### PROVIDED INFORMATION
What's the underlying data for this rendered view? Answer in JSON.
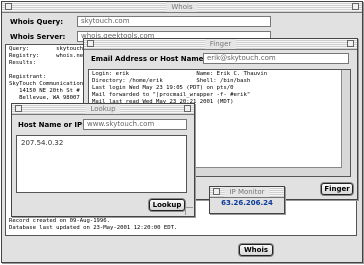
{
  "whois": {
    "title": "Whois",
    "query_label": "Whois Query:",
    "query_value": "skytouch.com",
    "server_label": "Whois Server:",
    "server_value": "whois.geektools.com",
    "output_lines": [
      "Query:        skytouch.com",
      "Registry:     whois.netw",
      "Results:",
      "",
      "Registrant:",
      "SkyTouch Communication",
      "   14150 NE 20th St #",
      "   Bellevue, WA 98007"
    ],
    "footer_lines": [
      "Record created on 09-Aug-1996.",
      "Database last updated on 23-May-2001 12:20:00 EDT."
    ],
    "button": "Whois"
  },
  "finger": {
    "title": "Finger",
    "email_label": "Email Address or Host Name:",
    "email_value": "erik@skytouch.com",
    "output_lines": [
      "Login: erik                    Name: Erik C. Thauvin",
      "Directory: /home/erik          Shell: /bin/bash",
      "Last login Wed May 23 19:05 (PDT) on pts/0",
      "Mail forwarded to \"|procmail_wrapper -f- #erik\"",
      "Mail last read Wed May 23 20:21 2001 (MDT)"
    ],
    "button": "Finger"
  },
  "lookup": {
    "title": "Lookup",
    "host_label": "Host Name or IP:",
    "host_value": "www.skytouch.com",
    "result": "207.54.0.32",
    "button": "Lookup"
  },
  "ip_monitor": {
    "title": "IP Monitor",
    "ip": "63.26.206.24"
  }
}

### WHAT THE TASK REQUIRES
Copy the data word for word. Pictures do not go in the copy.

### THE REPLY
What's the underlying data for this rendered view? Answer in JSON.
{
  "whois": {
    "title": "Whois",
    "query_label": "Whois Query:",
    "query_value": "skytouch.com",
    "server_label": "Whois Server:",
    "server_value": "whois.geektools.com",
    "output_lines": [
      "Query:        skytouch.com",
      "Registry:     whois.netw",
      "Results:",
      "",
      "Registrant:",
      "SkyTouch Communication",
      "   14150 NE 20th St #",
      "   Bellevue, WA 98007"
    ],
    "footer_lines": [
      "Record created on 09-Aug-1996.",
      "Database last updated on 23-May-2001 12:20:00 EDT."
    ],
    "button": "Whois"
  },
  "finger": {
    "title": "Finger",
    "email_label": "Email Address or Host Name:",
    "email_value": "erik@skytouch.com",
    "output_lines": [
      "Login: erik                    Name: Erik C. Thauvin",
      "Directory: /home/erik          Shell: /bin/bash",
      "Last login Wed May 23 19:05 (PDT) on pts/0",
      "Mail forwarded to \"|procmail_wrapper -f- #erik\"",
      "Mail last read Wed May 23 20:21 2001 (MDT)"
    ],
    "button": "Finger"
  },
  "lookup": {
    "title": "Lookup",
    "host_label": "Host Name or IP:",
    "host_value": "www.skytouch.com",
    "result": "207.54.0.32",
    "button": "Lookup"
  },
  "ip_monitor": {
    "title": "IP Monitor",
    "ip": "63.26.206.24"
  }
}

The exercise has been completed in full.